• [PROBLEM STATEMENT] Every line below is to be copied exactly, with the pictures left out.

• [RECORDS FOR PROCESSING]
***

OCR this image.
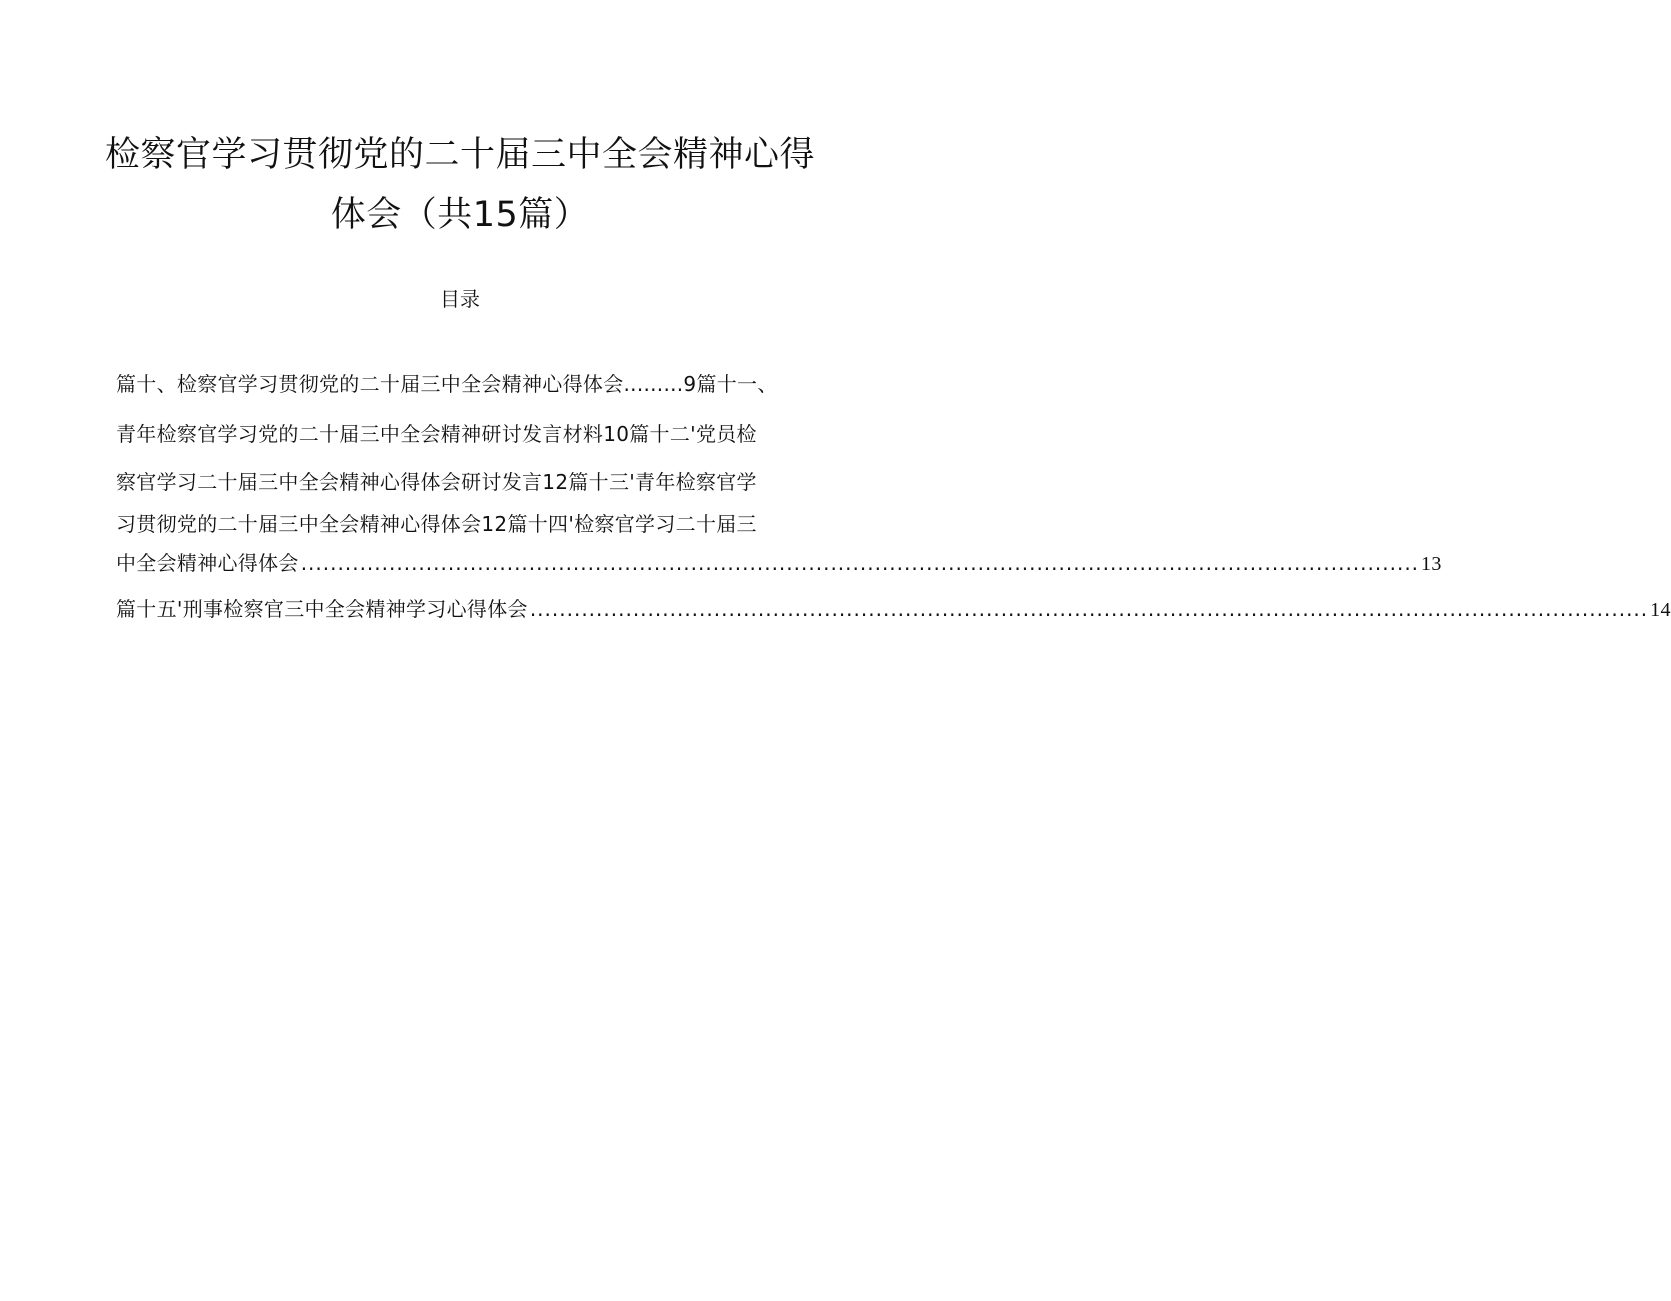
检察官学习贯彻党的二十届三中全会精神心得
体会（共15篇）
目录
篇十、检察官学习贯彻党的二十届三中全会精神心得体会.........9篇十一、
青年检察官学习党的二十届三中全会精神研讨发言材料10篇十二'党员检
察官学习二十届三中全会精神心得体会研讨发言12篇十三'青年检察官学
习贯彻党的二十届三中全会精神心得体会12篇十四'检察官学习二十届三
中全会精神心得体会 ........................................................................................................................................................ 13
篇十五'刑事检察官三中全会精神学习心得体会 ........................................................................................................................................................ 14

***

• [FULL RESPONSE]
OCR this image.
检察官学习贯彻党的二十届三中全会精神心得
体会（共15篇）
目录
篇十、检察官学习贯彻党的二十届三中全会精神心得体会.........9篇十一、
青年检察官学习党的二十届三中全会精神研讨发言材料10篇十二'党员检
察官学习二十届三中全会精神心得体会研讨发言12篇十三'青年检察官学
习贯彻党的二十届三中全会精神心得体会12篇十四'检察官学习二十届三
中全会精神心得体会 ........................................................................................................................................................ 13
篇十五'刑事检察官三中全会精神学习心得体会 ........................................................................................................................................................ 14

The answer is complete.